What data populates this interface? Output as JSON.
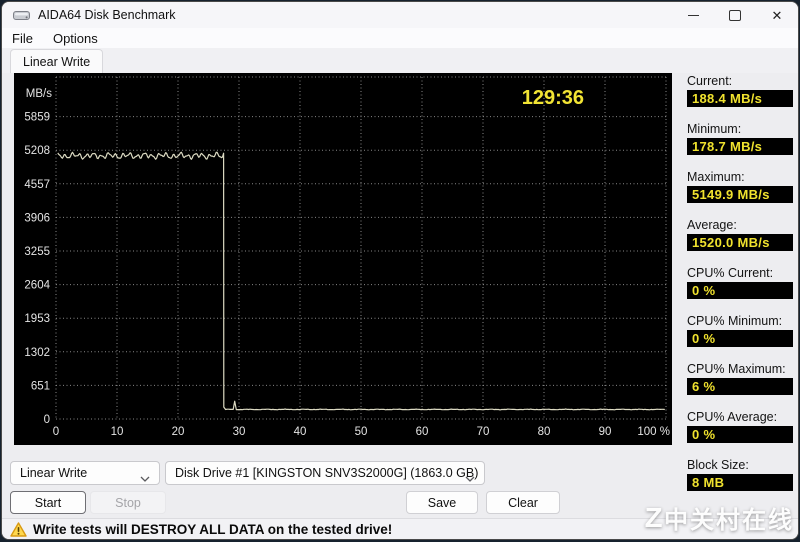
{
  "window": {
    "title": "AIDA64 Disk Benchmark"
  },
  "menu": {
    "file": "File",
    "options": "Options"
  },
  "tab": {
    "label": "Linear Write"
  },
  "chart_data": {
    "type": "line",
    "unit_label": "MB/s",
    "timer": "129:36",
    "y_ticks": [
      5859,
      5208,
      4557,
      3906,
      3255,
      2604,
      1953,
      1302,
      651,
      0
    ],
    "x_tick_labels": [
      "0",
      "10",
      "20",
      "30",
      "40",
      "50",
      "60",
      "70",
      "80",
      "90",
      "100 %"
    ],
    "ylim": [
      0,
      6510
    ],
    "xlim_pct": [
      0,
      100
    ],
    "grid": "dotted",
    "legend": "none",
    "series": [
      {
        "name": "Linear Write speed",
        "description": "Writes ~5100 MB/s (oscillating 4950-5250) from 0% to 27.5%, vertical drop at 27.5%, brief spike ~400 at 29.4%, then steady ~185 MB/s to 100%",
        "segments": [
          {
            "from_pct": 0.3,
            "to_pct": 27.4,
            "mean": 5100,
            "oscillation": 140
          },
          {
            "at_pct": 27.5,
            "drop_from": 5150,
            "drop_to": 230
          },
          {
            "spike_pct": 29.35,
            "spike_value": 400
          },
          {
            "from_pct": 27.8,
            "to_pct": 100,
            "mean": 185,
            "oscillation": 16
          }
        ]
      }
    ],
    "bg_color": "#000000",
    "line_color": "#dcdac2",
    "grid_color": "#8f8f8f",
    "tick_color": "#e4e4e4",
    "timer_color": "#f2e434"
  },
  "stats": {
    "sections": [
      {
        "label": "Current:",
        "value": "188.4 MB/s"
      },
      {
        "label": "Minimum:",
        "value": "178.7 MB/s"
      },
      {
        "label": "Maximum:",
        "value": "5149.9 MB/s"
      },
      {
        "label": "Average:",
        "value": "1520.0 MB/s"
      },
      {
        "label": "CPU% Current:",
        "value": "0 %"
      },
      {
        "label": "CPU% Minimum:",
        "value": "0 %"
      },
      {
        "label": "CPU% Maximum:",
        "value": "6 %"
      },
      {
        "label": "CPU% Average:",
        "value": "0 %"
      },
      {
        "label": "Block Size:",
        "value": "8 MB"
      }
    ]
  },
  "controls": {
    "test_dropdown": {
      "value": "Linear Write"
    },
    "drive_dropdown": {
      "value": "Disk Drive #1  [KINGSTON SNV3S2000G]  (1863.0 GB)"
    },
    "start": "Start",
    "stop": "Stop",
    "save": "Save",
    "clear": "Clear"
  },
  "status_bar": {
    "message": "Write tests will DESTROY ALL DATA on the tested drive!"
  },
  "watermark": {
    "logo": "Z",
    "text": "中关村在线"
  }
}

-=-=-

(Instructions for the task): Write the entries above out in full, exactly, with no images.

(Result for this exercise):
What data populates this interface? Output as JSON.
{
  "window": {
    "title": "AIDA64 Disk Benchmark"
  },
  "menu": {
    "file": "File",
    "options": "Options"
  },
  "tab": {
    "label": "Linear Write"
  },
  "chart_data": {
    "type": "line",
    "unit_label": "MB/s",
    "timer": "129:36",
    "y_ticks": [
      5859,
      5208,
      4557,
      3906,
      3255,
      2604,
      1953,
      1302,
      651,
      0
    ],
    "x_tick_labels": [
      "0",
      "10",
      "20",
      "30",
      "40",
      "50",
      "60",
      "70",
      "80",
      "90",
      "100 %"
    ],
    "ylim": [
      0,
      6510
    ],
    "xlim_pct": [
      0,
      100
    ],
    "grid": "dotted",
    "legend": "none",
    "series": [
      {
        "name": "Linear Write speed",
        "description": "Writes ~5100 MB/s (oscillating 4950-5250) from 0% to 27.5%, vertical drop at 27.5%, brief spike ~400 at 29.4%, then steady ~185 MB/s to 100%",
        "segments": [
          {
            "from_pct": 0.3,
            "to_pct": 27.4,
            "mean": 5100,
            "oscillation": 140
          },
          {
            "at_pct": 27.5,
            "drop_from": 5150,
            "drop_to": 230
          },
          {
            "spike_pct": 29.35,
            "spike_value": 400
          },
          {
            "from_pct": 27.8,
            "to_pct": 100,
            "mean": 185,
            "oscillation": 16
          }
        ]
      }
    ],
    "bg_color": "#000000",
    "line_color": "#dcdac2",
    "grid_color": "#8f8f8f",
    "tick_color": "#e4e4e4",
    "timer_color": "#f2e434"
  },
  "stats": {
    "sections": [
      {
        "label": "Current:",
        "value": "188.4 MB/s"
      },
      {
        "label": "Minimum:",
        "value": "178.7 MB/s"
      },
      {
        "label": "Maximum:",
        "value": "5149.9 MB/s"
      },
      {
        "label": "Average:",
        "value": "1520.0 MB/s"
      },
      {
        "label": "CPU% Current:",
        "value": "0 %"
      },
      {
        "label": "CPU% Minimum:",
        "value": "0 %"
      },
      {
        "label": "CPU% Maximum:",
        "value": "6 %"
      },
      {
        "label": "CPU% Average:",
        "value": "0 %"
      },
      {
        "label": "Block Size:",
        "value": "8 MB"
      }
    ]
  },
  "controls": {
    "test_dropdown": {
      "value": "Linear Write"
    },
    "drive_dropdown": {
      "value": "Disk Drive #1  [KINGSTON SNV3S2000G]  (1863.0 GB)"
    },
    "start": "Start",
    "stop": "Stop",
    "save": "Save",
    "clear": "Clear"
  },
  "status_bar": {
    "message": "Write tests will DESTROY ALL DATA on the tested drive!"
  },
  "watermark": {
    "logo": "Z",
    "text": "中关村在线"
  }
}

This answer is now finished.